§ **YOUR TASK**
The records below must be copied in full; omit the images.

------------

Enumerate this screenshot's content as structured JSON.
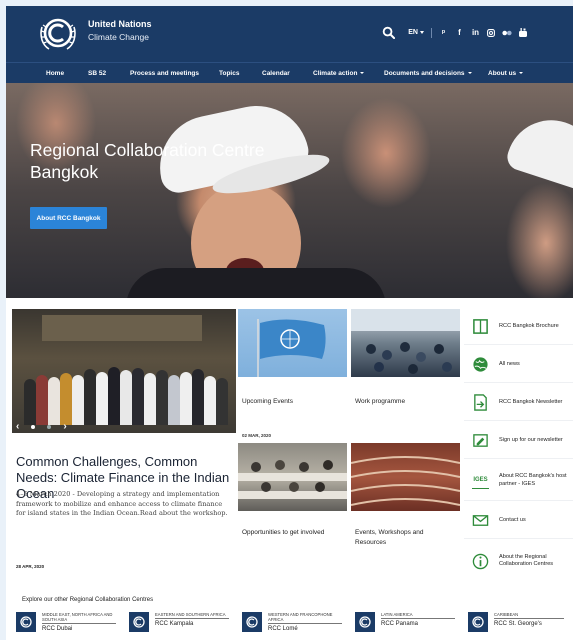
{
  "header": {
    "org_name": "United Nations",
    "org_sub": "Climate Change",
    "language": "EN",
    "social": [
      "twitter-icon",
      "facebook-icon",
      "linkedin-icon",
      "instagram-icon",
      "flickr-icon",
      "youtube-icon"
    ]
  },
  "nav": {
    "items": [
      {
        "label": "Home"
      },
      {
        "label": "SB 52"
      },
      {
        "label": "Process and meetings"
      },
      {
        "label": "Topics"
      },
      {
        "label": "Calendar"
      },
      {
        "label": "Climate action"
      },
      {
        "label": "Documents and decisions"
      },
      {
        "label": "About us"
      }
    ]
  },
  "hero": {
    "title": "Regional Collaboration Centre Bangkok",
    "button": "About RCC Bangkok"
  },
  "feature": {
    "title": "Common Challenges, Common Needs: Climate Finance in the Indian Ocean",
    "text": "4–5 March 2020 - Developing a strategy and implementation framework to mobilize and enhance access to climate finance for island states in the Indian Ocean.Read about the workshop.",
    "date": "28 APR, 2020"
  },
  "tiles": [
    {
      "title": "Upcoming Events",
      "date": "02 MAR, 2020"
    },
    {
      "title": "Work programme",
      "date": ""
    },
    {
      "title": "Opportunities to get involved",
      "date": ""
    },
    {
      "title": "Events, Workshops and Resources",
      "date": ""
    }
  ],
  "side_links": [
    {
      "label": "RCC Bangkok Brochure",
      "icon": "brochure-icon"
    },
    {
      "label": "All news",
      "icon": "globe-icon"
    },
    {
      "label": "RCC Bangkok Newsletter",
      "icon": "newsletter-icon"
    },
    {
      "label": "Sign up for our newsletter",
      "icon": "signup-icon"
    },
    {
      "label": "About RCC Bangkok's host partner - IGES",
      "icon": "iges-logo",
      "logo_text": "IGES"
    },
    {
      "label": "Contact us",
      "icon": "envelope-icon"
    },
    {
      "label": "About the Regional Collaboration Centres",
      "icon": "info-icon"
    }
  ],
  "explore": {
    "heading": "Explore our other Regional Collaboration Centres",
    "centres": [
      {
        "region": "MIDDLE EAST, NORTH AFRICA AND SOUTH ASIA",
        "name": "RCC Dubai"
      },
      {
        "region": "EASTERN AND SOUTHERN AFRICA",
        "name": "RCC Kampala"
      },
      {
        "region": "WESTERN AND FRANCOPHONE AFRICA",
        "name": "RCC Lomé"
      },
      {
        "region": "LATIN AMERICA",
        "name": "RCC Panama"
      },
      {
        "region": "CARIBBEAN",
        "name": "RCC St. George's"
      }
    ]
  },
  "colors": {
    "header_bg": "#1b3b66",
    "accent": "#2b84d8",
    "icon_green": "#2e8b3a"
  }
}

------------

§ **SOLUTION**
Enumerate this screenshot's content as structured JSON.
{
  "header": {
    "org_name": "United Nations",
    "org_sub": "Climate Change",
    "language": "EN",
    "social": [
      "twitter-icon",
      "facebook-icon",
      "linkedin-icon",
      "instagram-icon",
      "flickr-icon",
      "youtube-icon"
    ]
  },
  "nav": {
    "items": [
      {
        "label": "Home"
      },
      {
        "label": "SB 52"
      },
      {
        "label": "Process and meetings"
      },
      {
        "label": "Topics"
      },
      {
        "label": "Calendar"
      },
      {
        "label": "Climate action"
      },
      {
        "label": "Documents and decisions"
      },
      {
        "label": "About us"
      }
    ]
  },
  "hero": {
    "title": "Regional Collaboration Centre Bangkok",
    "button": "About RCC Bangkok"
  },
  "feature": {
    "title": "Common Challenges, Common Needs: Climate Finance in the Indian Ocean",
    "text": "4–5 March 2020 - Developing a strategy and implementation framework to mobilize and enhance access to climate finance for island states in the Indian Ocean.Read about the workshop.",
    "date": "28 APR, 2020"
  },
  "tiles": [
    {
      "title": "Upcoming Events",
      "date": "02 MAR, 2020"
    },
    {
      "title": "Work programme",
      "date": ""
    },
    {
      "title": "Opportunities to get involved",
      "date": ""
    },
    {
      "title": "Events, Workshops and Resources",
      "date": ""
    }
  ],
  "side_links": [
    {
      "label": "RCC Bangkok Brochure",
      "icon": "brochure-icon"
    },
    {
      "label": "All news",
      "icon": "globe-icon"
    },
    {
      "label": "RCC Bangkok Newsletter",
      "icon": "newsletter-icon"
    },
    {
      "label": "Sign up for our newsletter",
      "icon": "signup-icon"
    },
    {
      "label": "About RCC Bangkok's host partner - IGES",
      "icon": "iges-logo",
      "logo_text": "IGES"
    },
    {
      "label": "Contact us",
      "icon": "envelope-icon"
    },
    {
      "label": "About the Regional Collaboration Centres",
      "icon": "info-icon"
    }
  ],
  "explore": {
    "heading": "Explore our other Regional Collaboration Centres",
    "centres": [
      {
        "region": "MIDDLE EAST, NORTH AFRICA AND SOUTH ASIA",
        "name": "RCC Dubai"
      },
      {
        "region": "EASTERN AND SOUTHERN AFRICA",
        "name": "RCC Kampala"
      },
      {
        "region": "WESTERN AND FRANCOPHONE AFRICA",
        "name": "RCC Lomé"
      },
      {
        "region": "LATIN AMERICA",
        "name": "RCC Panama"
      },
      {
        "region": "CARIBBEAN",
        "name": "RCC St. George's"
      }
    ]
  },
  "colors": {
    "header_bg": "#1b3b66",
    "accent": "#2b84d8",
    "icon_green": "#2e8b3a"
  }
}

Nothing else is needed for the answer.